PROBLEM STATEMENT » What is the count of lines in the listing below that hold the string "fuit"? Reply with that number alone.

◇ ◇ ◇ ◇

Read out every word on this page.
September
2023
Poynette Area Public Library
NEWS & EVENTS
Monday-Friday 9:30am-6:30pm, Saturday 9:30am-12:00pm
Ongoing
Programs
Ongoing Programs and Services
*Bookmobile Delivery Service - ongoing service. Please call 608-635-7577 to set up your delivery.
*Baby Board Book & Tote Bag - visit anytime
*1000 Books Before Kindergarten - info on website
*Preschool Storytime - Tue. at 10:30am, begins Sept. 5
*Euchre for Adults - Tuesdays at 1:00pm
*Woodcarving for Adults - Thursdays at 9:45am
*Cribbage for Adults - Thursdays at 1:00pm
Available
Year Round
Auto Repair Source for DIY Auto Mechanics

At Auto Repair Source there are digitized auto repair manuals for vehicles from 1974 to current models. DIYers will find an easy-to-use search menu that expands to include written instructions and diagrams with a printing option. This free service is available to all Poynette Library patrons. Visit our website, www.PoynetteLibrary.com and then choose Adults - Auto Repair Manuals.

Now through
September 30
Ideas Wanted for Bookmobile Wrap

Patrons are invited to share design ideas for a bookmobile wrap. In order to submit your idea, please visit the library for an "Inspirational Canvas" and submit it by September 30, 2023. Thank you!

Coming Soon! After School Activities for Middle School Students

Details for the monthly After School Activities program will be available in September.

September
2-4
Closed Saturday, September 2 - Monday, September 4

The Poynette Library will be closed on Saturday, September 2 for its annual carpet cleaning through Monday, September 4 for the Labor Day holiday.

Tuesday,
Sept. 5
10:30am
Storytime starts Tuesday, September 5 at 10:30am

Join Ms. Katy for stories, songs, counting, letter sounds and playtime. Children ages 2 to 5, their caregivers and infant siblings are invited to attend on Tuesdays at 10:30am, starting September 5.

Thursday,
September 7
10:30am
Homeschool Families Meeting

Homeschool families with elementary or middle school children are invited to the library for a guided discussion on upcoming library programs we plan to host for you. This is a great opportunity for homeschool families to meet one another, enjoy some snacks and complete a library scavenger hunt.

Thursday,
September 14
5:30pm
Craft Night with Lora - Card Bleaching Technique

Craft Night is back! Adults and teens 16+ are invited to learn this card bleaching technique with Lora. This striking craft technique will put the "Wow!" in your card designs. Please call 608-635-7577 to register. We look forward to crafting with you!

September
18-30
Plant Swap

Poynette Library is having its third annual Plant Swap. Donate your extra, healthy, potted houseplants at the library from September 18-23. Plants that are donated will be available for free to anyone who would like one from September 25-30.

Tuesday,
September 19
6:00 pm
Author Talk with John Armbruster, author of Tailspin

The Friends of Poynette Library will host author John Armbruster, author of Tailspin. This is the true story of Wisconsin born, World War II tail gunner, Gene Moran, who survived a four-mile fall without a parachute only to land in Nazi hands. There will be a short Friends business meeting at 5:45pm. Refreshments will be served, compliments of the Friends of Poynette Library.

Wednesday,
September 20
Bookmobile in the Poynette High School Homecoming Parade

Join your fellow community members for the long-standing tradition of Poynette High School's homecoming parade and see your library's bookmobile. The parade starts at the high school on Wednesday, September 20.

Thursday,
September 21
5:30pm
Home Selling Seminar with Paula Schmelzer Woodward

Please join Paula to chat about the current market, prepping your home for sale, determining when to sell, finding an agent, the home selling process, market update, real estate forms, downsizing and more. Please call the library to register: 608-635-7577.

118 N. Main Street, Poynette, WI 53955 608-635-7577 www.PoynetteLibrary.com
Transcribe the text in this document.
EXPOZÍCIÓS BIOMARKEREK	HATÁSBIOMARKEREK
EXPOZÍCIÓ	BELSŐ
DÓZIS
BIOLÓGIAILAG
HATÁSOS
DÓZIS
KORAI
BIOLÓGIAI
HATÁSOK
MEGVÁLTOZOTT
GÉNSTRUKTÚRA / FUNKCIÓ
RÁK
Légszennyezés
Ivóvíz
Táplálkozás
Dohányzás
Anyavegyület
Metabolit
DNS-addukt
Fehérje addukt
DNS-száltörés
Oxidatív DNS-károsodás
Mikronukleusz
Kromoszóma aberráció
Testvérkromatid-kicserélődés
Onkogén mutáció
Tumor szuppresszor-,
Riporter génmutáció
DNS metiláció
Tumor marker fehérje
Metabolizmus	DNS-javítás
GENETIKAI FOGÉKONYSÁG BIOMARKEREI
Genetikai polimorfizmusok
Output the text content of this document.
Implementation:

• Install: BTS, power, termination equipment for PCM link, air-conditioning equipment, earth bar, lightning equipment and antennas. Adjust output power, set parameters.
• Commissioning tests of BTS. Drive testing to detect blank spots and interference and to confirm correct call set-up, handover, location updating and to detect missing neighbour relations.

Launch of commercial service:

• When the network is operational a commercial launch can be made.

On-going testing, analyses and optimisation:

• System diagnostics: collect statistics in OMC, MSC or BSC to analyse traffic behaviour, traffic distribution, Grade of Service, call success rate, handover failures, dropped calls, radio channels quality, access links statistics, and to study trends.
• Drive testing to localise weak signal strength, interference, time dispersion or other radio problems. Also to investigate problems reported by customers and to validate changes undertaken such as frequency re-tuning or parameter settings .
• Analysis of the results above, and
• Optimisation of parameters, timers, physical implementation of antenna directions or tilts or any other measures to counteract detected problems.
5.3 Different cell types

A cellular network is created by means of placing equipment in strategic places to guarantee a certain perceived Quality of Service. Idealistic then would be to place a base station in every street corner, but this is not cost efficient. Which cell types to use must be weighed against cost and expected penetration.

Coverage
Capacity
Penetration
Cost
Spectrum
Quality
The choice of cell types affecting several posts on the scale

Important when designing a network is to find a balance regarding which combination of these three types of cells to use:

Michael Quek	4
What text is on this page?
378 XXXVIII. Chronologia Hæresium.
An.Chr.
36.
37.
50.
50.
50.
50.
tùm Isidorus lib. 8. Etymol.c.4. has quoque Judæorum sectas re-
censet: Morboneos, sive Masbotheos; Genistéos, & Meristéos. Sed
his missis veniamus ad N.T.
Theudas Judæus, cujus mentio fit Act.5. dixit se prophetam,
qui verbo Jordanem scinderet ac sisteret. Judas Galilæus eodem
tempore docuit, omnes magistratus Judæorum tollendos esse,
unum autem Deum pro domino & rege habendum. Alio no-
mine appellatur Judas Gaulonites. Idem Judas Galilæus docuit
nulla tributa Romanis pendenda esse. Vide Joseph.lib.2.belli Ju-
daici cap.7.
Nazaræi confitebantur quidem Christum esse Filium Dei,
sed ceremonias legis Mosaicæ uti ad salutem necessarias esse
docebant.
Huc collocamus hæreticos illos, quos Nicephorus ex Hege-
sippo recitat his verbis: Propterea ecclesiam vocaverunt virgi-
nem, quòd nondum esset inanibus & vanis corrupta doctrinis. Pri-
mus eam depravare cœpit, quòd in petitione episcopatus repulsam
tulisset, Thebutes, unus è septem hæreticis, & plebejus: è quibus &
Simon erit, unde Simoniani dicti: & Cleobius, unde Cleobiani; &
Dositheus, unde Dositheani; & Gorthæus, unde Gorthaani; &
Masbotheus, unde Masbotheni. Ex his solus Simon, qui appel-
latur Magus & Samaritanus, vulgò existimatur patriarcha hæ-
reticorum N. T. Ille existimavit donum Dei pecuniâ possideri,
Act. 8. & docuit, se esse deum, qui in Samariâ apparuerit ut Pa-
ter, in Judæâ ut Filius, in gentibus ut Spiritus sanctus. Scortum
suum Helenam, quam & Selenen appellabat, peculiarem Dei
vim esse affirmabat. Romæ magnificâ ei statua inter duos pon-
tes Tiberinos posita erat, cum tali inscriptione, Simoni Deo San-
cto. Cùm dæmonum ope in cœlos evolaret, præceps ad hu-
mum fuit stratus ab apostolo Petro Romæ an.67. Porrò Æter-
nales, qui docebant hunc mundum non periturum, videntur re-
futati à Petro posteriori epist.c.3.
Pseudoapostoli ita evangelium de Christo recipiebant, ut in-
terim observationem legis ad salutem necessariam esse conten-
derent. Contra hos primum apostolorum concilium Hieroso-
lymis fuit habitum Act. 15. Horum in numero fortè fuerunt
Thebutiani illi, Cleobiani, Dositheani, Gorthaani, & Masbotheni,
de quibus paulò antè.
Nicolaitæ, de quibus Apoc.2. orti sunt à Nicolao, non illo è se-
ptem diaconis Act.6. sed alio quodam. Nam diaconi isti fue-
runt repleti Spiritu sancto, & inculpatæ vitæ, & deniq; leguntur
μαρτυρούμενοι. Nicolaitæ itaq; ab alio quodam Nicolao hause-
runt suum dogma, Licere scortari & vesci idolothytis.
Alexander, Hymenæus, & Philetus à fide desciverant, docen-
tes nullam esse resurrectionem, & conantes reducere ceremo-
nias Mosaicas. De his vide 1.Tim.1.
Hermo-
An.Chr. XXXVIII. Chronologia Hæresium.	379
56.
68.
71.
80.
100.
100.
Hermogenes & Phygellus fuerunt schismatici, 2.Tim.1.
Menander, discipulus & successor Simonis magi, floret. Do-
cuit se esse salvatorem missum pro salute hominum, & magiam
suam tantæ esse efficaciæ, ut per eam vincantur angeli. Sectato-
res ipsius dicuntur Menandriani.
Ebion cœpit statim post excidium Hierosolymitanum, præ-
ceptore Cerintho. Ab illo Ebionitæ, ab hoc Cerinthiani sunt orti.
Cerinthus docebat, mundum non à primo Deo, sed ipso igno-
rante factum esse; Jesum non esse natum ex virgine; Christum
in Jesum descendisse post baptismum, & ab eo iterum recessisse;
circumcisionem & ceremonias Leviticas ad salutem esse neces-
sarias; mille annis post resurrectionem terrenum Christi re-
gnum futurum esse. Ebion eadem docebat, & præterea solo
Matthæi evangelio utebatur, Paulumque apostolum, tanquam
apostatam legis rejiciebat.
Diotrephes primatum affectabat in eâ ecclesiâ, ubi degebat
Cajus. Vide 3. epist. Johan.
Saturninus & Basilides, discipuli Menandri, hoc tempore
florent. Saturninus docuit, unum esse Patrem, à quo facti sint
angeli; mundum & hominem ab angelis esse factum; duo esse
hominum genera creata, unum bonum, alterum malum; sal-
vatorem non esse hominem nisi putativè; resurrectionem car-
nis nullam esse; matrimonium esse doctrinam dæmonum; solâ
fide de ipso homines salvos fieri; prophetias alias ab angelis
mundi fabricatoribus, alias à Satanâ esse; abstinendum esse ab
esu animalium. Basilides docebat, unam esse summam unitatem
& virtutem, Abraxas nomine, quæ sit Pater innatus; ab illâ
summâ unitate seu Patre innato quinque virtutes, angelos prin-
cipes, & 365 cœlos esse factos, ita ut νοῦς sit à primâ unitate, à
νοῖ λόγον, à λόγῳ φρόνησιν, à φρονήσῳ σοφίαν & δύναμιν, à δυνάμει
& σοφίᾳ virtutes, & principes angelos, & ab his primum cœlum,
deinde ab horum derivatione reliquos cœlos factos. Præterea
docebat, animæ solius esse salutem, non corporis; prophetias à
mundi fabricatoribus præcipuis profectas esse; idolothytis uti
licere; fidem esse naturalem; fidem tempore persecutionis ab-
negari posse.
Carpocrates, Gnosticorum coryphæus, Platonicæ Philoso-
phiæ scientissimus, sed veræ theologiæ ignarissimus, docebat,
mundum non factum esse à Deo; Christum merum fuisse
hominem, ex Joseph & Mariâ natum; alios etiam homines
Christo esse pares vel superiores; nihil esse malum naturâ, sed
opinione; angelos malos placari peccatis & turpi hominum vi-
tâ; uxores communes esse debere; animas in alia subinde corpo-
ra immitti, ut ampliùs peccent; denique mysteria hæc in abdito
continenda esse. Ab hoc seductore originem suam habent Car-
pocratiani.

◇ ◇ ◇ ◇

RESPONSE » 2